→ **What needs to be done**
Please write out the complete listing that follows, exactly as it reads.

→ **Available data**
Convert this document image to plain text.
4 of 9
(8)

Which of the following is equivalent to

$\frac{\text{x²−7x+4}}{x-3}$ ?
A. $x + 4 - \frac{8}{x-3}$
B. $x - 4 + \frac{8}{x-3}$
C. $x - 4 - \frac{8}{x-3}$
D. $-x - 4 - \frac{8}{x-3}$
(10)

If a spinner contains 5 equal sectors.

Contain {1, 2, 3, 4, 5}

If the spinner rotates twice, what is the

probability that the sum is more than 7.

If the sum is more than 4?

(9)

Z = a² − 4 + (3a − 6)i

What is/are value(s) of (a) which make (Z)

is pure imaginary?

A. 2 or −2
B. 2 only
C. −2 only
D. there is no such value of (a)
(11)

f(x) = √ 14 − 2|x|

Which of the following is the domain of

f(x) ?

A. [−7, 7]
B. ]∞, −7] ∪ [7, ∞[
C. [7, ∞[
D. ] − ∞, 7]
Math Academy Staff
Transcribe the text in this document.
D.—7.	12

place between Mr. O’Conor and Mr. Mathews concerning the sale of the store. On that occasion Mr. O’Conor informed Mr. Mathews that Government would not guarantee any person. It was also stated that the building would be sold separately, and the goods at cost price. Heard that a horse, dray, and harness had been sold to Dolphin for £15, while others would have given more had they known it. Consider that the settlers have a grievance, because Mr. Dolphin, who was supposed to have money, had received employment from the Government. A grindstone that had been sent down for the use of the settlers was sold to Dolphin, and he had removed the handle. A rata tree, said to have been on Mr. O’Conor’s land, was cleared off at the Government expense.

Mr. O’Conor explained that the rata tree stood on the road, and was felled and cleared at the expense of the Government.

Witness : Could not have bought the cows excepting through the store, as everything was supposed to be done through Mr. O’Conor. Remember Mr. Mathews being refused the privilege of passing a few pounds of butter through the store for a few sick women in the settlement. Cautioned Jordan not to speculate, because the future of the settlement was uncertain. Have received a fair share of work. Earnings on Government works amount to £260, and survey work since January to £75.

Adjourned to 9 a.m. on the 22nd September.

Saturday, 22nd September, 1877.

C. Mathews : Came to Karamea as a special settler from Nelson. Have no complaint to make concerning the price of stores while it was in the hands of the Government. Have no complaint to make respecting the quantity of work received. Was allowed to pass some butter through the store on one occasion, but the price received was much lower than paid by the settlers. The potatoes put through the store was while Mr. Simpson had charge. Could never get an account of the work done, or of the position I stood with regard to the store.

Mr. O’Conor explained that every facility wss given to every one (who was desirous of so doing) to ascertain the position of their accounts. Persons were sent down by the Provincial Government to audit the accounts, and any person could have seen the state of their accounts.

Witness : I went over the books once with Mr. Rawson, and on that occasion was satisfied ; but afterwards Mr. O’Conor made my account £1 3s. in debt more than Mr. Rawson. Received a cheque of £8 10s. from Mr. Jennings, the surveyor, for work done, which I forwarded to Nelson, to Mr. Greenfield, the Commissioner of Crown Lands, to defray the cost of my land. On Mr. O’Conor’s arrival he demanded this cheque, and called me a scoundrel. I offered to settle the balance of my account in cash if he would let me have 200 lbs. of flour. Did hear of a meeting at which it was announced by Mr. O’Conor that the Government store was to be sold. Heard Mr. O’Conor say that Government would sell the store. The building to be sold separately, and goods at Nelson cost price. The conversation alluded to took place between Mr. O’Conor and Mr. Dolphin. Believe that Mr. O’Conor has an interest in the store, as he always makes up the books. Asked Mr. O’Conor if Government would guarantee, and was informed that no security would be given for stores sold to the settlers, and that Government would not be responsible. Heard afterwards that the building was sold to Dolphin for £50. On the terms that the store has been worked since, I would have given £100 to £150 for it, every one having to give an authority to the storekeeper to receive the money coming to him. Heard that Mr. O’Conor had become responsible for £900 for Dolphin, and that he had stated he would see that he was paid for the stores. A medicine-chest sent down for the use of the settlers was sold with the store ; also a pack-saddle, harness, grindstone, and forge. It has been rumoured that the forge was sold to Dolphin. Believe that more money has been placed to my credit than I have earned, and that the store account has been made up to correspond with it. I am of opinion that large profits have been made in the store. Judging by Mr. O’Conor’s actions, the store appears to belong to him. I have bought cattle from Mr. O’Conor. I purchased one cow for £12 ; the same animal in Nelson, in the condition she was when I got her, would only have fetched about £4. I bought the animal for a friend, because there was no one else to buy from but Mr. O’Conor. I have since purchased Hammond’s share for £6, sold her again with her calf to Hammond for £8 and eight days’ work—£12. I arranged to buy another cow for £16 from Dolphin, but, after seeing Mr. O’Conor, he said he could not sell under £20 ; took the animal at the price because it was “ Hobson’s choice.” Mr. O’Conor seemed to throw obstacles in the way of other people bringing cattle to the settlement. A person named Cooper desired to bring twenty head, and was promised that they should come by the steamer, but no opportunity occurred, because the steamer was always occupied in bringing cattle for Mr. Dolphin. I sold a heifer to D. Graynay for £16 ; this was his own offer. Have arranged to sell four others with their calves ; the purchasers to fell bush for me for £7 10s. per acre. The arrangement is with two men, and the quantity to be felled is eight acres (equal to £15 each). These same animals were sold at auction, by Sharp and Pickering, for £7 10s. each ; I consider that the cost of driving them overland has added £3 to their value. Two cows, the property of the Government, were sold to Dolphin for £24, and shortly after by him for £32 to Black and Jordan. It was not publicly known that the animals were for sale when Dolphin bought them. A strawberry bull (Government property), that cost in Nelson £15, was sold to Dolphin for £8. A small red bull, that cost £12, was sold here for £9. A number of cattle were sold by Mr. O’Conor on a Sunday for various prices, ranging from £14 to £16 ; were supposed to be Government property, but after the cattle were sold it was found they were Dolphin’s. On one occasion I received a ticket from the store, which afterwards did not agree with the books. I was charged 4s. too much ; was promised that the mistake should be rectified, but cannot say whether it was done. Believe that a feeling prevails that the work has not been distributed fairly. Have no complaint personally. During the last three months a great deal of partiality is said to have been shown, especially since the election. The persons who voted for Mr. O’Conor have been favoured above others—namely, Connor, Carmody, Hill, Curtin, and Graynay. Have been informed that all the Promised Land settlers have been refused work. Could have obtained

→ **Result below**
Convert this document image to plain text.
4 of 9
(8)

Which of the following is equivalent to

$\frac{\text{x²−7x+4}}{x-3}$ ?
A. $x + 4 - \frac{8}{x-3}$
B. $x - 4 + \frac{8}{x-3}$
C. $x - 4 - \frac{8}{x-3}$
D. $-x - 4 - \frac{8}{x-3}$
(10)

If a spinner contains 5 equal sectors.

Contain {1, 2, 3, 4, 5}

If the spinner rotates twice, what is the

probability that the sum is more than 7.

If the sum is more than 4?

(9)

Z = a² − 4 + (3a − 6)i

What is/are value(s) of (a) which make (Z)

is pure imaginary?

A. 2 or −2
B. 2 only
C. −2 only
D. there is no such value of (a)
(11)

f(x) = √ 14 − 2|x|

Which of the following is the domain of

f(x) ?

A. [−7, 7]
B. ]∞, −7] ∪ [7, ∞[
C. [7, ∞[
D. ] − ∞, 7]
Math Academy Staff
Transcribe the text in this document.
D.—7.	12

place between Mr. O’Conor and Mr. Mathews concerning the sale of the store. On that occasion Mr. O’Conor informed Mr. Mathews that Government would not guarantee any person. It was also stated that the building would be sold separately, and the goods at cost price. Heard that a horse, dray, and harness had been sold to Dolphin for £15, while others would have given more had they known it. Consider that the settlers have a grievance, because Mr. Dolphin, who was supposed to have money, had received employment from the Government. A grindstone that had been sent down for the use of the settlers was sold to Dolphin, and he had removed the handle. A rata tree, said to have been on Mr. O’Conor’s land, was cleared off at the Government expense.

Mr. O’Conor explained that the rata tree stood on the road, and was felled and cleared at the expense of the Government.

Witness : Could not have bought the cows excepting through the store, as everything was supposed to be done through Mr. O’Conor. Remember Mr. Mathews being refused the privilege of passing a few pounds of butter through the store for a few sick women in the settlement. Cautioned Jordan not to speculate, because the future of the settlement was uncertain. Have received a fair share of work. Earnings on Government works amount to £260, and survey work since January to £75.

Adjourned to 9 a.m. on the 22nd September.

Saturday, 22nd September, 1877.

C. Mathews : Came to Karamea as a special settler from Nelson. Have no complaint to make concerning the price of stores while it was in the hands of the Government. Have no complaint to make respecting the quantity of work received. Was allowed to pass some butter through the store on one occasion, but the price received was much lower than paid by the settlers. The potatoes put through the store was while Mr. Simpson had charge. Could never get an account of the work done, or of the position I stood with regard to the store.

Mr. O’Conor explained that every facility wss given to every one (who was desirous of so doing) to ascertain the position of their accounts. Persons were sent down by the Provincial Government to audit the accounts, and any person could have seen the state of their accounts.

Witness : I went over the books once with Mr. Rawson, and on that occasion was satisfied ; but afterwards Mr. O’Conor made my account £1 3s. in debt more than Mr. Rawson. Received a cheque of £8 10s. from Mr. Jennings, the surveyor, for work done, which I forwarded to Nelson, to Mr. Greenfield, the Commissioner of Crown Lands, to defray the cost of my land. On Mr. O’Conor’s arrival he demanded this cheque, and called me a scoundrel. I offered to settle the balance of my account in cash if he would let me have 200 lbs. of flour. Did hear of a meeting at which it was announced by Mr. O’Conor that the Government store was to be sold. Heard Mr. O’Conor say that Government would sell the store. The building to be sold separately, and goods at Nelson cost price. The conversation alluded to took place between Mr. O’Conor and Mr. Dolphin. Believe that Mr. O’Conor has an interest in the store, as he always makes up the books. Asked Mr. O’Conor if Government would guarantee, and was informed that no security would be given for stores sold to the settlers, and that Government would not be responsible. Heard afterwards that the building was sold to Dolphin for £50. On the terms that the store has been worked since, I would have given £100 to £150 for it, every one having to give an authority to the storekeeper to receive the money coming to him. Heard that Mr. O’Conor had become responsible for £900 for Dolphin, and that he had stated he would see that he was paid for the stores. A medicine-chest sent down for the use of the settlers was sold with the store ; also a pack-saddle, harness, grindstone, and forge. It has been rumoured that the forge was sold to Dolphin. Believe that more money has been placed to my credit than I have earned, and that the store account has been made up to correspond with it. I am of opinion that large profits have been made in the store. Judging by Mr. O’Conor’s actions, the store appears to belong to him. I have bought cattle from Mr. O’Conor. I purchased one cow for £12 ; the same animal in Nelson, in the condition she was when I got her, would only have fetched about £4. I bought the animal for a friend, because there was no one else to buy from but Mr. O’Conor. I have since purchased Hammond’s share for £6, sold her again with her calf to Hammond for £8 and eight days’ work—£12. I arranged to buy another cow for £16 from Dolphin, but, after seeing Mr. O’Conor, he said he could not sell under £20 ; took the animal at the price because it was “ Hobson’s choice.” Mr. O’Conor seemed to throw obstacles in the way of other people bringing cattle to the settlement. A person named Cooper desired to bring twenty head, and was promised that they should come by the steamer, but no opportunity occurred, because the steamer was always occupied in bringing cattle for Mr. Dolphin. I sold a heifer to D. Graynay for £16 ; this was his own offer. Have arranged to sell four others with their calves ; the purchasers to fell bush for me for £7 10s. per acre. The arrangement is with two men, and the quantity to be felled is eight acres (equal to £15 each). These same animals were sold at auction, by Sharp and Pickering, for £7 10s. each ; I consider that the cost of driving them overland has added £3 to their value. Two cows, the property of the Government, were sold to Dolphin for £24, and shortly after by him for £32 to Black and Jordan. It was not publicly known that the animals were for sale when Dolphin bought them. A strawberry bull (Government property), that cost in Nelson £15, was sold to Dolphin for £8. A small red bull, that cost £12, was sold here for £9. A number of cattle were sold by Mr. O’Conor on a Sunday for various prices, ranging from £14 to £16 ; were supposed to be Government property, but after the cattle were sold it was found they were Dolphin’s. On one occasion I received a ticket from the store, which afterwards did not agree with the books. I was charged 4s. too much ; was promised that the mistake should be rectified, but cannot say whether it was done. Believe that a feeling prevails that the work has not been distributed fairly. Have no complaint personally. During the last three months a great deal of partiality is said to have been shown, especially since the election. The persons who voted for Mr. O’Conor have been favoured above others—namely, Connor, Carmody, Hill, Curtin, and Graynay. Have been informed that all the Promised Land settlers have been refused work. Could have obtained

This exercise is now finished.